┌─ Excerpted data
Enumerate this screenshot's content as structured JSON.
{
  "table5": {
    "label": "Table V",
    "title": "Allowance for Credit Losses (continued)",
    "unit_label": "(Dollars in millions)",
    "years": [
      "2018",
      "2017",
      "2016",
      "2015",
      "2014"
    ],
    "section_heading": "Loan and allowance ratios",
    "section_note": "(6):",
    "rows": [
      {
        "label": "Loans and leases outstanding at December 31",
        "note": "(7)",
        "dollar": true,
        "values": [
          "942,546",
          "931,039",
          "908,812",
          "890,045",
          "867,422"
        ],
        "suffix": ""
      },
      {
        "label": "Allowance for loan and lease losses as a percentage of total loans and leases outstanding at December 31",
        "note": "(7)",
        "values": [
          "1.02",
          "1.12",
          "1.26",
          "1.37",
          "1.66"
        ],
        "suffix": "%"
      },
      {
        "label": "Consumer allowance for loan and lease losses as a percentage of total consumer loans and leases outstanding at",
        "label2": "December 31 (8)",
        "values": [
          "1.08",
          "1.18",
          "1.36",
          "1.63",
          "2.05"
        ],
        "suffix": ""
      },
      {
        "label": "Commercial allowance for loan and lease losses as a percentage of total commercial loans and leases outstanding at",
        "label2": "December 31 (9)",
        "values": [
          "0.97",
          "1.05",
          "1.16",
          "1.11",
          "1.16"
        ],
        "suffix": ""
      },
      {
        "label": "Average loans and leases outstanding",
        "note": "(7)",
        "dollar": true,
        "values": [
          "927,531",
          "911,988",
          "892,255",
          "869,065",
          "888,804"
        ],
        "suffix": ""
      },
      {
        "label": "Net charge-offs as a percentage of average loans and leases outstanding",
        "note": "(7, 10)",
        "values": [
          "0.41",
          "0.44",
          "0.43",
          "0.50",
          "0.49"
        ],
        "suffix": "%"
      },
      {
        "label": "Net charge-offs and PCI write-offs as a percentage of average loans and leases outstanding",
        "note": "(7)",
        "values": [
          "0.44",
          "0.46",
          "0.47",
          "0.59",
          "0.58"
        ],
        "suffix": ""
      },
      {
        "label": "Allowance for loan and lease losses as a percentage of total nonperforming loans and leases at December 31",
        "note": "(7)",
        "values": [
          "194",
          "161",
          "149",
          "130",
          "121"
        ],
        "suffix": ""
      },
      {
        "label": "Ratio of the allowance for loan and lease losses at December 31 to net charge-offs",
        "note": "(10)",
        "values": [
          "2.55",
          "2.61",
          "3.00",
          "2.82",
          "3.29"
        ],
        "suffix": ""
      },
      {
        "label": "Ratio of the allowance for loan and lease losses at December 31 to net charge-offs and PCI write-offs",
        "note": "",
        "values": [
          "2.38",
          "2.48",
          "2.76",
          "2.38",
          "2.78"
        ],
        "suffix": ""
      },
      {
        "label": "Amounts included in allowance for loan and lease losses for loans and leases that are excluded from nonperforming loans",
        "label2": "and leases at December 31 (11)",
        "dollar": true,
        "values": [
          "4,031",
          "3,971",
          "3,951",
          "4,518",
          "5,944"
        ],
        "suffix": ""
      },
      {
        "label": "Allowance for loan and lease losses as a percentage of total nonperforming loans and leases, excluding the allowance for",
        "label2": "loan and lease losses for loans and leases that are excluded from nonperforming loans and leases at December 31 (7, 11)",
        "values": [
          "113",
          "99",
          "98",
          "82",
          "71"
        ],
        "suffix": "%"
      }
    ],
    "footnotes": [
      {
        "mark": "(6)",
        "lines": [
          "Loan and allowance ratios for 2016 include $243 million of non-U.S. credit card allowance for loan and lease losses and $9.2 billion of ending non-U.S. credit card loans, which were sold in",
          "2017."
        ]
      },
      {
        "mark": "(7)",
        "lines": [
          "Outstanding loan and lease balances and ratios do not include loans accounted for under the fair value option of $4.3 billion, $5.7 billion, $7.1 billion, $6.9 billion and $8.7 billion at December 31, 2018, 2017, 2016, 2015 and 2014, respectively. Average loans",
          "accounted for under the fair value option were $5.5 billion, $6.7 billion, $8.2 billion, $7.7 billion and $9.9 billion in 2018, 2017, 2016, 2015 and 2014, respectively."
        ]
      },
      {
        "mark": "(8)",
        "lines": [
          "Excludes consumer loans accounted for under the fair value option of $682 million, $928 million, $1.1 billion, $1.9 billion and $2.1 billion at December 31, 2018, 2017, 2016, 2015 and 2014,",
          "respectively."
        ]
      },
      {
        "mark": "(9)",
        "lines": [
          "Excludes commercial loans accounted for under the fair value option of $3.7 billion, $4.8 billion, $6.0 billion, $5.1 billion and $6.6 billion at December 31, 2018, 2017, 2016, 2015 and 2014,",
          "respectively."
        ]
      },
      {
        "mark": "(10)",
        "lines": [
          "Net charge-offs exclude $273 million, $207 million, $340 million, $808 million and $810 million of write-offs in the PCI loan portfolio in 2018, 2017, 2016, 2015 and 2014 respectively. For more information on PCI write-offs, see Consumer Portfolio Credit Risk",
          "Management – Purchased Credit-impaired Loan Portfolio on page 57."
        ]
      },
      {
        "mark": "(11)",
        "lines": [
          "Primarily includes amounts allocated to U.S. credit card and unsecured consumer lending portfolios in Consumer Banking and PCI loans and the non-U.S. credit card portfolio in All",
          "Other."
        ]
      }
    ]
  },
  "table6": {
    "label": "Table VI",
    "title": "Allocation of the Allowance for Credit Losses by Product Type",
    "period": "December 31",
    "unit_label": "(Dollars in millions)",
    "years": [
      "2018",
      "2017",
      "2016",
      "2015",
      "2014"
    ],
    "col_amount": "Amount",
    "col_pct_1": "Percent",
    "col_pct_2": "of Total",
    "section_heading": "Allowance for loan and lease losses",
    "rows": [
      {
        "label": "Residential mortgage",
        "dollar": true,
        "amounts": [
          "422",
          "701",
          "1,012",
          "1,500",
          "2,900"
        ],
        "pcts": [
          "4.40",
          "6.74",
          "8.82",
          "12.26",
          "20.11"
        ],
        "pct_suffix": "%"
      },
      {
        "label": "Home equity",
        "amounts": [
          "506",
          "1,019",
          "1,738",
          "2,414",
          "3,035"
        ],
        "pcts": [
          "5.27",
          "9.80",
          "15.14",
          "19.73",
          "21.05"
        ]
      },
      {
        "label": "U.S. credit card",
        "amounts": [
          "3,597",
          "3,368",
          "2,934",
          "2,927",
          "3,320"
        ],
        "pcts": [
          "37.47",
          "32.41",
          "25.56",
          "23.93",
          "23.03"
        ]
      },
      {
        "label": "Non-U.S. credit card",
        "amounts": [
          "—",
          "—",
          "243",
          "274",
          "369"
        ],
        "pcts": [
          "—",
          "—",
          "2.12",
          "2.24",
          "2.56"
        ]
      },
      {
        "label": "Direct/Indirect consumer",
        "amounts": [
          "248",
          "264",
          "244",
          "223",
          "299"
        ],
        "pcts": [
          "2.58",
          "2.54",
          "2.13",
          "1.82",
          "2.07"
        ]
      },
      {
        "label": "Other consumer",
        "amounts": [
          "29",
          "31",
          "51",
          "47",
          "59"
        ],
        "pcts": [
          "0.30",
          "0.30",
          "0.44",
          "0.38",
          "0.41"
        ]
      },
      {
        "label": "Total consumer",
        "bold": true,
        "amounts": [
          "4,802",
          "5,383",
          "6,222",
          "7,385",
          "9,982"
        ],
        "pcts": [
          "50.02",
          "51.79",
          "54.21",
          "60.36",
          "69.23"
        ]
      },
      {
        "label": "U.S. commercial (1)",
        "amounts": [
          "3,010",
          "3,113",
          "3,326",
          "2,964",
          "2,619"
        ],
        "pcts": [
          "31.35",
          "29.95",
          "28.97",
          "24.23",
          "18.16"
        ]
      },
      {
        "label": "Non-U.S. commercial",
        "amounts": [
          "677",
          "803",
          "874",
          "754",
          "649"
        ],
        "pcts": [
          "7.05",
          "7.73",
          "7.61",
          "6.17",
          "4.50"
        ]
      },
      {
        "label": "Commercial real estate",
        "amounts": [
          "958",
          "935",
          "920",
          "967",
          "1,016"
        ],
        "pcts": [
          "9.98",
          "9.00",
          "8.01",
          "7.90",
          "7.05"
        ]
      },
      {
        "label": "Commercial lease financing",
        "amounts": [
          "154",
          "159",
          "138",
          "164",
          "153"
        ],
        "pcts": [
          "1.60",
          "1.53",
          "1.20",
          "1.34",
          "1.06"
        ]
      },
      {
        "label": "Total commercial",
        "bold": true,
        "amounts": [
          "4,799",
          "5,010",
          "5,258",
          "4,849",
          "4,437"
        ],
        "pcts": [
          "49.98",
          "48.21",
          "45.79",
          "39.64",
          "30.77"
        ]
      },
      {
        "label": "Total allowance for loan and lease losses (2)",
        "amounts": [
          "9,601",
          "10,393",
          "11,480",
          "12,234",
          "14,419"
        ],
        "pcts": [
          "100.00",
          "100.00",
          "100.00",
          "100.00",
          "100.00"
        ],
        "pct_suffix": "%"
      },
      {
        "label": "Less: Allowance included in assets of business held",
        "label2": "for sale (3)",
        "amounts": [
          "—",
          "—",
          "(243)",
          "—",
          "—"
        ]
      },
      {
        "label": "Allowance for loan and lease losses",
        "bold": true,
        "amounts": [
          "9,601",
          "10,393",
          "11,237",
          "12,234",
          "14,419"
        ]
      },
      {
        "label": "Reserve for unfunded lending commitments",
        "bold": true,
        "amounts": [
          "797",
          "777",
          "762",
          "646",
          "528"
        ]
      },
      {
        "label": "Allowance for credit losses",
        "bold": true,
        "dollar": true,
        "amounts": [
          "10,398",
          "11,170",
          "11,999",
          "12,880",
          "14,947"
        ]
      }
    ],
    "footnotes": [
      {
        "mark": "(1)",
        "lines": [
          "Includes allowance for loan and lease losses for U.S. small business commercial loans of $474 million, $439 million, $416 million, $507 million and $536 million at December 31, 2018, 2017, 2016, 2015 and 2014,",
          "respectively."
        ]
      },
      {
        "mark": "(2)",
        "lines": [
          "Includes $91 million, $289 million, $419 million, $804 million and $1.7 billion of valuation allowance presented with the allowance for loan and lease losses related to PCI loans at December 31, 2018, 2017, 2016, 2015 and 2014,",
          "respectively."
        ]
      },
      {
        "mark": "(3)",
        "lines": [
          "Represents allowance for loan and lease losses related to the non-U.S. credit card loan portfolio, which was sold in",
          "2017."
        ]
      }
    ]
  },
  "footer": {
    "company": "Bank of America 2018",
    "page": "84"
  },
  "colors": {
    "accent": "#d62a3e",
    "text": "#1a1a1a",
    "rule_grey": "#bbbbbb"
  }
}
└─
* [The task]: For each line of the entries that includes "from", show that line.

* [Final answer]:
        "label": "Amounts included in allowance for loan and lease losses for loans and leases that are excluded from nonperforming loans",
        "label2": "loan and lease losses for loans and leases that are excluded from nonperforming loans and leases at December 31 (7, 11)",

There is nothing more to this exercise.